## Start SUPPLIED ENTRIES

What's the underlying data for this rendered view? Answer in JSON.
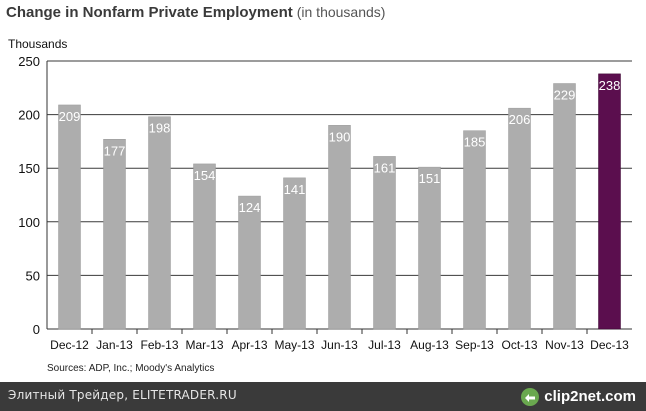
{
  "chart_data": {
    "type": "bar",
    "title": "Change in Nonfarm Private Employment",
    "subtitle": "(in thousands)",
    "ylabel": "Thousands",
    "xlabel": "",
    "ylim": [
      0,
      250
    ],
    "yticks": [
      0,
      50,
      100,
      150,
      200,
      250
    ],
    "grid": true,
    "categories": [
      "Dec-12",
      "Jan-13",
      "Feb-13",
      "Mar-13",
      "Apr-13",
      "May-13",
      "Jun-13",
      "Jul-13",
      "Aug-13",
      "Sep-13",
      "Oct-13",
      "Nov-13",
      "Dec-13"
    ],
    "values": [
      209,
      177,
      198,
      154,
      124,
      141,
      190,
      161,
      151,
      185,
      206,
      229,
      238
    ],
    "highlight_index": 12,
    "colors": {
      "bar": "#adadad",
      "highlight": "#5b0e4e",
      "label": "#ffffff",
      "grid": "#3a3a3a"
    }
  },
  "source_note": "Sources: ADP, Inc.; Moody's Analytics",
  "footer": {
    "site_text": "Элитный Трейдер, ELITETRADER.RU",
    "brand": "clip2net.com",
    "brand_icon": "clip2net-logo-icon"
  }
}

## End SUPPLIED ENTRIES

• **PROBLEM TO WORK ON**
From the entries above, output every line exactly and omit any image.

• **FINISHED EXERCISE**
What's the underlying data for this rendered view? Answer in JSON.
{
  "chart_data": {
    "type": "bar",
    "title": "Change in Nonfarm Private Employment",
    "subtitle": "(in thousands)",
    "ylabel": "Thousands",
    "xlabel": "",
    "ylim": [
      0,
      250
    ],
    "yticks": [
      0,
      50,
      100,
      150,
      200,
      250
    ],
    "grid": true,
    "categories": [
      "Dec-12",
      "Jan-13",
      "Feb-13",
      "Mar-13",
      "Apr-13",
      "May-13",
      "Jun-13",
      "Jul-13",
      "Aug-13",
      "Sep-13",
      "Oct-13",
      "Nov-13",
      "Dec-13"
    ],
    "values": [
      209,
      177,
      198,
      154,
      124,
      141,
      190,
      161,
      151,
      185,
      206,
      229,
      238
    ],
    "highlight_index": 12,
    "colors": {
      "bar": "#adadad",
      "highlight": "#5b0e4e",
      "label": "#ffffff",
      "grid": "#3a3a3a"
    }
  },
  "source_note": "Sources: ADP, Inc.; Moody's Analytics",
  "footer": {
    "site_text": "Элитный Трейдер, ELITETRADER.RU",
    "brand": "clip2net.com",
    "brand_icon": "clip2net-logo-icon"
  }
}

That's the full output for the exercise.